Task objective:
Locate the string "reach" throughout the material and copy every line in which it occurs.

Rows:
= = = = = = =
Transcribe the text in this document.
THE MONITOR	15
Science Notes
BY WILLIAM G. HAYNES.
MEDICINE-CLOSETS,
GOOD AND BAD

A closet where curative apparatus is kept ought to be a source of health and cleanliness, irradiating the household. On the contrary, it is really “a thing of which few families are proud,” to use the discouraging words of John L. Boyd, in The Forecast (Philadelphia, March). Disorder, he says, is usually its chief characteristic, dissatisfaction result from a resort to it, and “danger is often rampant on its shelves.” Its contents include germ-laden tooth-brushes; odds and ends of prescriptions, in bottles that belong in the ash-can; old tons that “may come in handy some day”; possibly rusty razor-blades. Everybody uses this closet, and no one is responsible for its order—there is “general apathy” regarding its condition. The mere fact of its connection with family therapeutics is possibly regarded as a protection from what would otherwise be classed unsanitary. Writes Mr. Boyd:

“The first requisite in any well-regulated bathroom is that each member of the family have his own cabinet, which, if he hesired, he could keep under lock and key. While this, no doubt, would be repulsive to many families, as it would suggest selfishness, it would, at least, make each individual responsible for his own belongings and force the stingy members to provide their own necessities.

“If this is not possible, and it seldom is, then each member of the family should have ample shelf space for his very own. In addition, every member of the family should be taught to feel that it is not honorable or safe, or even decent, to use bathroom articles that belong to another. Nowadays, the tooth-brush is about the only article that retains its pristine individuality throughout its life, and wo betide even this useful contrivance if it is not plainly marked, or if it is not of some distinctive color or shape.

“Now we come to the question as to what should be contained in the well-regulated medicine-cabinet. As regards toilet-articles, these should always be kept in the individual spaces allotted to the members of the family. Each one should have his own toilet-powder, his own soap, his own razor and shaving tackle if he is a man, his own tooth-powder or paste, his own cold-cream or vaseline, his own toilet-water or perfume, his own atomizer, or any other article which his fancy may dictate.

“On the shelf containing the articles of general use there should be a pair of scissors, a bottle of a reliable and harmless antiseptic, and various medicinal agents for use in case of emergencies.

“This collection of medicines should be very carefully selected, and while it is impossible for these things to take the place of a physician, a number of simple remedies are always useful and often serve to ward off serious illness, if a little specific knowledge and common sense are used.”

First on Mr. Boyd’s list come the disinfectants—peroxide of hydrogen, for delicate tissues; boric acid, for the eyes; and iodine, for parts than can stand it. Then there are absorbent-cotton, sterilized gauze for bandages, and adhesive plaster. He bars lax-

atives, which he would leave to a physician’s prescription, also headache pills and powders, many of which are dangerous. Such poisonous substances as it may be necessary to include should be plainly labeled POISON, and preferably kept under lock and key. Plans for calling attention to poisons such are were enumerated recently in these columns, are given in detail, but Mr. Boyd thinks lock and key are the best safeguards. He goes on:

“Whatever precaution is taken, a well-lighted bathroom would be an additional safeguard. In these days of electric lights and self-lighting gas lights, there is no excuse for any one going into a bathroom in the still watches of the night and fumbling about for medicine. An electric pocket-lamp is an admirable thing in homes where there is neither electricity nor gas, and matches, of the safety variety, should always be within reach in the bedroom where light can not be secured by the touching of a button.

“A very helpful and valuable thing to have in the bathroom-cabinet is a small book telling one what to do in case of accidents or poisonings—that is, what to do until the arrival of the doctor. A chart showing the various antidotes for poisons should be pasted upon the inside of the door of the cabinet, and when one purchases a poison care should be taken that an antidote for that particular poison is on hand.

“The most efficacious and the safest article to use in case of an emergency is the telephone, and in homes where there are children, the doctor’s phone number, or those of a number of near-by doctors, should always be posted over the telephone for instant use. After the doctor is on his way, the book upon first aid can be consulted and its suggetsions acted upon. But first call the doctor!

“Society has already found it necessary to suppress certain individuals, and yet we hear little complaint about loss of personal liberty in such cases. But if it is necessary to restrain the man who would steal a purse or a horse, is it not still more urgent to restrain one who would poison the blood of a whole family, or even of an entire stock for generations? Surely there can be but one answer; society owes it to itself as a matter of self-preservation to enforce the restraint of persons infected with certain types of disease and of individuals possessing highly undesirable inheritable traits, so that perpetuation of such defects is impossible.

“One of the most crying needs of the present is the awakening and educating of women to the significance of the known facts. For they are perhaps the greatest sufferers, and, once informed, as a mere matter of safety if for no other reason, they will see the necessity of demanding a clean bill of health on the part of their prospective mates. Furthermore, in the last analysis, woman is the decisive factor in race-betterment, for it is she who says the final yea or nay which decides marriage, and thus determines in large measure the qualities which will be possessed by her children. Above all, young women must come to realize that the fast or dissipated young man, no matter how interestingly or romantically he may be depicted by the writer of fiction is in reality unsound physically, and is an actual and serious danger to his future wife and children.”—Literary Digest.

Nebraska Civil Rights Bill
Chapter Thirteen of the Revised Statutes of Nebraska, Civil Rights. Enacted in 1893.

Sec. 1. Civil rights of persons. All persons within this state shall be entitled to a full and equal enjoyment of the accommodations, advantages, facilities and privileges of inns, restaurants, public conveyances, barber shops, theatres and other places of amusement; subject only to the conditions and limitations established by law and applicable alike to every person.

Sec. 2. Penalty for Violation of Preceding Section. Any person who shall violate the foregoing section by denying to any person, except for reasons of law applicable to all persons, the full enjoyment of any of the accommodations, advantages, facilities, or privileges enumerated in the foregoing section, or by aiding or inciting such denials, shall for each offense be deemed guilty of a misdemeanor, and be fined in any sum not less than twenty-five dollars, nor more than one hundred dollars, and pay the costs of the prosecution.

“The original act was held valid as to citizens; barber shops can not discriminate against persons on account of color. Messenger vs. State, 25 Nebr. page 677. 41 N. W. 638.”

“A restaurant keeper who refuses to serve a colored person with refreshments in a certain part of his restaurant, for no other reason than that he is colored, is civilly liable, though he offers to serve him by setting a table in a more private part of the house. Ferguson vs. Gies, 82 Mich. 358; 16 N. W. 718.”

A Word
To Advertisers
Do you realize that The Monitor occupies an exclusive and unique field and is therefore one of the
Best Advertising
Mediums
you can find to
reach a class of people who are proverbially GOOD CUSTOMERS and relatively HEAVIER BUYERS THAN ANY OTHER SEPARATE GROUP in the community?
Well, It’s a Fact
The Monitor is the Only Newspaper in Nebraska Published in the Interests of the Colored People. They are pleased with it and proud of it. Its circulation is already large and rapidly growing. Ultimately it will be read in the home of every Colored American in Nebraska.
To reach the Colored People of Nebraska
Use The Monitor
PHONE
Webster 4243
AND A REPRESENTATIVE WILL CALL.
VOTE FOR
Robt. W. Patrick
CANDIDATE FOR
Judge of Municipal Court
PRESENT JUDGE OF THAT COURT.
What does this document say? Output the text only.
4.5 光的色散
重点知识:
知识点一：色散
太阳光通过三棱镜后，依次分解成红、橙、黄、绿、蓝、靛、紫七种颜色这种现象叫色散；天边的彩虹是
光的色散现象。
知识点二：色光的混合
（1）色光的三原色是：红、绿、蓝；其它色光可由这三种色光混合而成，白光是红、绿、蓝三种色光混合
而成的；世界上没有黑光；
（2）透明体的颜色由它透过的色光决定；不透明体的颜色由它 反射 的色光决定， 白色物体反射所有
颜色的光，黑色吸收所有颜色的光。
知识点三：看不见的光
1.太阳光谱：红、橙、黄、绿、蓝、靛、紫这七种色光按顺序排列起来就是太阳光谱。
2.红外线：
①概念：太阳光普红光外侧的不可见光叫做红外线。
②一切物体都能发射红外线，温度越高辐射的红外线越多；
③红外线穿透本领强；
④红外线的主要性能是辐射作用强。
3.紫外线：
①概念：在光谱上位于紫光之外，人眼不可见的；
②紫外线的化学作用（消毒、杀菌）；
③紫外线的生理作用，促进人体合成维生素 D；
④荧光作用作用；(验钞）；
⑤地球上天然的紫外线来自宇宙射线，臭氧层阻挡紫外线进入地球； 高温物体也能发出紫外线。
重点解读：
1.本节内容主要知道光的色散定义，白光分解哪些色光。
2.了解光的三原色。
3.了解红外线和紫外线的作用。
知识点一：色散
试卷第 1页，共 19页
= = = = = = =
Task answer:
“Whatever precaution is taken, a well-lighted bathroom would be an additional safeguard. In these days of electric lights and self-lighting gas lights, there is no excuse for any one going into a bathroom in the still watches of the night and fumbling about for medicine. An electric pocket-lamp is an admirable thing in homes where there is neither electricity nor gas, and matches, of the safety variety, should always be within reach in the bedroom where light can not be secured by the touching of a button.
reach a class of people who are proverbially GOOD CUSTOMERS and relatively HEAVIER BUYERS THAN ANY OTHER SEPARATE GROUP in the community?
To reach the Colored People of Nebraska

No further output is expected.